Task objective: Provide the data again in its entirety, exactly as given.

Given entries:
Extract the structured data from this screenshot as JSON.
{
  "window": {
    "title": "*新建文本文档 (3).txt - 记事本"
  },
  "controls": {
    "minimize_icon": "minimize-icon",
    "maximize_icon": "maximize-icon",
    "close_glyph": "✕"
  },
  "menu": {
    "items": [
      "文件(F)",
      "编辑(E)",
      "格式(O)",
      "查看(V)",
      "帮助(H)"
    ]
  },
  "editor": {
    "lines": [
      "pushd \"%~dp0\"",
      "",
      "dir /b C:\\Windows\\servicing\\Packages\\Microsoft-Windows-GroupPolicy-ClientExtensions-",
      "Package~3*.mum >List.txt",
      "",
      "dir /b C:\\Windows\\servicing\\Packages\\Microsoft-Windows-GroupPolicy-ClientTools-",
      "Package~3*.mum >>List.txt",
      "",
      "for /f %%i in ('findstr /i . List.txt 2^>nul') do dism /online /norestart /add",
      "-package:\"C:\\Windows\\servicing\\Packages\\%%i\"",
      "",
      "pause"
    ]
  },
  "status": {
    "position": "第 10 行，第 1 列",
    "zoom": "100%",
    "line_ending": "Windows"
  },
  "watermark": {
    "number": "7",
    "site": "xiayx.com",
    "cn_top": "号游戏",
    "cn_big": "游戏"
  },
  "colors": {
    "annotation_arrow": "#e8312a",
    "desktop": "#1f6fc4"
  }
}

Full output:
Extract the structured data from this screenshot as JSON.
{
  "window": {
    "title": "*新建文本文档 (3).txt - 记事本"
  },
  "controls": {
    "minimize_icon": "minimize-icon",
    "maximize_icon": "maximize-icon",
    "close_glyph": "✕"
  },
  "menu": {
    "items": [
      "文件(F)",
      "编辑(E)",
      "格式(O)",
      "查看(V)",
      "帮助(H)"
    ]
  },
  "editor": {
    "lines": [
      "pushd \"%~dp0\"",
      "",
      "dir /b C:\\Windows\\servicing\\Packages\\Microsoft-Windows-GroupPolicy-ClientExtensions-",
      "Package~3*.mum >List.txt",
      "",
      "dir /b C:\\Windows\\servicing\\Packages\\Microsoft-Windows-GroupPolicy-ClientTools-",
      "Package~3*.mum >>List.txt",
      "",
      "for /f %%i in ('findstr /i . List.txt 2^>nul') do dism /online /norestart /add",
      "-package:\"C:\\Windows\\servicing\\Packages\\%%i\"",
      "",
      "pause"
    ]
  },
  "status": {
    "position": "第 10 行，第 1 列",
    "zoom": "100%",
    "line_ending": "Windows"
  },
  "watermark": {
    "number": "7",
    "site": "xiayx.com",
    "cn_top": "号游戏",
    "cn_big": "游戏"
  },
  "colors": {
    "annotation_arrow": "#e8312a",
    "desktop": "#1f6fc4"
  }
}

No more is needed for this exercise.